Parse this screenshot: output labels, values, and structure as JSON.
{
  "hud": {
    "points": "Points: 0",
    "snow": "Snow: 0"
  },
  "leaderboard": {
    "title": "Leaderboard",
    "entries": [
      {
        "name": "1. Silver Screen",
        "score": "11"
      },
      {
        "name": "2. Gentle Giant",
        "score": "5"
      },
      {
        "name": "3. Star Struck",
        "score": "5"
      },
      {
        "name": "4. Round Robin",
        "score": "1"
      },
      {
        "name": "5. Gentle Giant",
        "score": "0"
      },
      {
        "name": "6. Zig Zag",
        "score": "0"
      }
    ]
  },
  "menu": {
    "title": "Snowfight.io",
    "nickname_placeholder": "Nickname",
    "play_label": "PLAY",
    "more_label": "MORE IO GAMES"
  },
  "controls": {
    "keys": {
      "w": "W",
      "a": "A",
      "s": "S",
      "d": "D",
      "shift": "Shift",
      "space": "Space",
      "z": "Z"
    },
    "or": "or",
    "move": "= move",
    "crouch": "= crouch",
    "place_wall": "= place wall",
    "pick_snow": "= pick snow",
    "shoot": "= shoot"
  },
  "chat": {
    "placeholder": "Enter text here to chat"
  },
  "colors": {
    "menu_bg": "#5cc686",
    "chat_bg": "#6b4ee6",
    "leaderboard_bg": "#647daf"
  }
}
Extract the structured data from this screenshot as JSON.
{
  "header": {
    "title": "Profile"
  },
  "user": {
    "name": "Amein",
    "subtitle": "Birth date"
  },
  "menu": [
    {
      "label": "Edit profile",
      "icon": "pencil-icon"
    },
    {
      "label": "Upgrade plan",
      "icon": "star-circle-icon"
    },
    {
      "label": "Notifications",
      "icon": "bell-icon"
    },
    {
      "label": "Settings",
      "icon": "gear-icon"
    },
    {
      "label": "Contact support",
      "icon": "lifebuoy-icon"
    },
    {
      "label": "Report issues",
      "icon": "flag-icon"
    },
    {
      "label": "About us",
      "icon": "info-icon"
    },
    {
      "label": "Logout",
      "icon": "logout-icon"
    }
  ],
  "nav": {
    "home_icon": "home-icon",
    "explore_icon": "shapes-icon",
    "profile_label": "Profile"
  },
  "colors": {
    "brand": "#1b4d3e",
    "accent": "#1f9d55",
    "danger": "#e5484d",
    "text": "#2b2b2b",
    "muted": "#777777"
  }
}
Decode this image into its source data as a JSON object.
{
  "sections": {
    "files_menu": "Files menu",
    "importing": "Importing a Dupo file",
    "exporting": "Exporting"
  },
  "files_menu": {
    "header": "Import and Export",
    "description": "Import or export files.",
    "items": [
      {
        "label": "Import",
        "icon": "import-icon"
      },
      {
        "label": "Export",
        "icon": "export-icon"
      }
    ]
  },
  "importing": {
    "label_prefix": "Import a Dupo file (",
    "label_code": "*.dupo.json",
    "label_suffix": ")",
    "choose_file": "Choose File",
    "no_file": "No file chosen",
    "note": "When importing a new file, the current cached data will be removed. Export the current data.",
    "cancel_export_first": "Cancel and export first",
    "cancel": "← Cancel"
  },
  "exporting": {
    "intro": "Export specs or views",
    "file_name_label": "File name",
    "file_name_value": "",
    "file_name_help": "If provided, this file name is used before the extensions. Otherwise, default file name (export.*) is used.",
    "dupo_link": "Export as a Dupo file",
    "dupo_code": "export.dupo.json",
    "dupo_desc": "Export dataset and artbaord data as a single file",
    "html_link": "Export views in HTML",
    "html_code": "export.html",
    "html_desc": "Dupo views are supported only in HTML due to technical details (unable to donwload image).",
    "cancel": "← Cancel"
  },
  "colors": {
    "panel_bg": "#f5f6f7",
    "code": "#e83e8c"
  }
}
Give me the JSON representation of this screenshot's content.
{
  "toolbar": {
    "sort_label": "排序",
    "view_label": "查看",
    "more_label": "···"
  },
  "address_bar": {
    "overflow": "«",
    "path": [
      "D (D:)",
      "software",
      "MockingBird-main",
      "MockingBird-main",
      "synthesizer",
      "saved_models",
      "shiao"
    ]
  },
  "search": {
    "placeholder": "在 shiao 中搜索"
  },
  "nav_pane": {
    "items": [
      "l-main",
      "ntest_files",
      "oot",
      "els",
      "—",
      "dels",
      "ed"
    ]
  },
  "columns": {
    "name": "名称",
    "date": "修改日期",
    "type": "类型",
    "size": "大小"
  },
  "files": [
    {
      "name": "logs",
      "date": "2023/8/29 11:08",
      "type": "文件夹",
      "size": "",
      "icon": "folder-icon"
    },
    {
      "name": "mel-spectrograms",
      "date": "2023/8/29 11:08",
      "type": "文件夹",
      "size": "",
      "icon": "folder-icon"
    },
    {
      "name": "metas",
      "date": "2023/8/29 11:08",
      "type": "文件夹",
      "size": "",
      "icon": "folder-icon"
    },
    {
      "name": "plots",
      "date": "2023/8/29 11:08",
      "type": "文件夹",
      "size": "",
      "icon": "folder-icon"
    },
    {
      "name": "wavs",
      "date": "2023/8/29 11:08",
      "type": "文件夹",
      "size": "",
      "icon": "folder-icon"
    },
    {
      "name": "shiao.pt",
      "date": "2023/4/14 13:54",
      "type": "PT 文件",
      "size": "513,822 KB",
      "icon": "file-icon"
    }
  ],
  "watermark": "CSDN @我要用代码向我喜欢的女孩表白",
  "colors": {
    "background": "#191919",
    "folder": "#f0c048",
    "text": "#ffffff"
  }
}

TASK TO CARRY OUT: Reproduce the full listing above, character for character.

CORRECT ANSWER:
Parse this screenshot: output labels, values, and structure as JSON.
{
  "hud": {
    "points": "Points: 0",
    "snow": "Snow: 0"
  },
  "leaderboard": {
    "title": "Leaderboard",
    "entries": [
      {
        "name": "1. Silver Screen",
        "score": "11"
      },
      {
        "name": "2. Gentle Giant",
        "score": "5"
      },
      {
        "name": "3. Star Struck",
        "score": "5"
      },
      {
        "name": "4. Round Robin",
        "score": "1"
      },
      {
        "name": "5. Gentle Giant",
        "score": "0"
      },
      {
        "name": "6. Zig Zag",
        "score": "0"
      }
    ]
  },
  "menu": {
    "title": "Snowfight.io",
    "nickname_placeholder": "Nickname",
    "play_label": "PLAY",
    "more_label": "MORE IO GAMES"
  },
  "controls": {
    "keys": {
      "w": "W",
      "a": "A",
      "s": "S",
      "d": "D",
      "shift": "Shift",
      "space": "Space",
      "z": "Z"
    },
    "or": "or",
    "move": "= move",
    "crouch": "= crouch",
    "place_wall": "= place wall",
    "pick_snow": "= pick snow",
    "shoot": "= shoot"
  },
  "chat": {
    "placeholder": "Enter text here to chat"
  },
  "colors": {
    "menu_bg": "#5cc686",
    "chat_bg": "#6b4ee6",
    "leaderboard_bg": "#647daf"
  }
}
Extract the structured data from this screenshot as JSON.
{
  "header": {
    "title": "Profile"
  },
  "user": {
    "name": "Amein",
    "subtitle": "Birth date"
  },
  "menu": [
    {
      "label": "Edit profile",
      "icon": "pencil-icon"
    },
    {
      "label": "Upgrade plan",
      "icon": "star-circle-icon"
    },
    {
      "label": "Notifications",
      "icon": "bell-icon"
    },
    {
      "label": "Settings",
      "icon": "gear-icon"
    },
    {
      "label": "Contact support",
      "icon": "lifebuoy-icon"
    },
    {
      "label": "Report issues",
      "icon": "flag-icon"
    },
    {
      "label": "About us",
      "icon": "info-icon"
    },
    {
      "label": "Logout",
      "icon": "logout-icon"
    }
  ],
  "nav": {
    "home_icon": "home-icon",
    "explore_icon": "shapes-icon",
    "profile_label": "Profile"
  },
  "colors": {
    "brand": "#1b4d3e",
    "accent": "#1f9d55",
    "danger": "#e5484d",
    "text": "#2b2b2b",
    "muted": "#777777"
  }
}
Decode this image into its source data as a JSON object.
{
  "sections": {
    "files_menu": "Files menu",
    "importing": "Importing a Dupo file",
    "exporting": "Exporting"
  },
  "files_menu": {
    "header": "Import and Export",
    "description": "Import or export files.",
    "items": [
      {
        "label": "Import",
        "icon": "import-icon"
      },
      {
        "label": "Export",
        "icon": "export-icon"
      }
    ]
  },
  "importing": {
    "label_prefix": "Import a Dupo file (",
    "label_code": "*.dupo.json",
    "label_suffix": ")",
    "choose_file": "Choose File",
    "no_file": "No file chosen",
    "note": "When importing a new file, the current cached data will be removed. Export the current data.",
    "cancel_export_first": "Cancel and export first",
    "cancel": "← Cancel"
  },
  "exporting": {
    "intro": "Export specs or views",
    "file_name_label": "File name",
    "file_name_value": "",
    "file_name_help": "If provided, this file name is used before the extensions. Otherwise, default file name (export.*) is used.",
    "dupo_link": "Export as a Dupo file",
    "dupo_code": "export.dupo.json",
    "dupo_desc": "Export dataset and artbaord data as a single file",
    "html_link": "Export views in HTML",
    "html_code": "export.html",
    "html_desc": "Dupo views are supported only in HTML due to technical details (unable to donwload image).",
    "cancel": "← Cancel"
  },
  "colors": {
    "panel_bg": "#f5f6f7",
    "code": "#e83e8c"
  }
}
Give me the JSON representation of this screenshot's content.
{
  "toolbar": {
    "sort_label": "排序",
    "view_label": "查看",
    "more_label": "···"
  },
  "address_bar": {
    "overflow": "«",
    "path": [
      "D (D:)",
      "software",
      "MockingBird-main",
      "MockingBird-main",
      "synthesizer",
      "saved_models",
      "shiao"
    ]
  },
  "search": {
    "placeholder": "在 shiao 中搜索"
  },
  "nav_pane": {
    "items": [
      "l-main",
      "ntest_files",
      "oot",
      "els",
      "—",
      "dels",
      "ed"
    ]
  },
  "columns": {
    "name": "名称",
    "date": "修改日期",
    "type": "类型",
    "size": "大小"
  },
  "files": [
    {
      "name": "logs",
      "date": "2023/8/29 11:08",
      "type": "文件夹",
      "size": "",
      "icon": "folder-icon"
    },
    {
      "name": "mel-spectrograms",
      "date": "2023/8/29 11:08",
      "type": "文件夹",
      "size": "",
      "icon": "folder-icon"
    },
    {
      "name": "metas",
      "date": "2023/8/29 11:08",
      "type": "文件夹",
      "size": "",
      "icon": "folder-icon"
    },
    {
      "name": "plots",
      "date": "2023/8/29 11:08",
      "type": "文件夹",
      "size": "",
      "icon": "folder-icon"
    },
    {
      "name": "wavs",
      "date": "2023/8/29 11:08",
      "type": "文件夹",
      "size": "",
      "icon": "folder-icon"
    },
    {
      "name": "shiao.pt",
      "date": "2023/4/14 13:54",
      "type": "PT 文件",
      "size": "513,822 KB",
      "icon": "file-icon"
    }
  ],
  "watermark": "CSDN @我要用代码向我喜欢的女孩表白",
  "colors": {
    "background": "#191919",
    "folder": "#f0c048",
    "text": "#ffffff"
  }
}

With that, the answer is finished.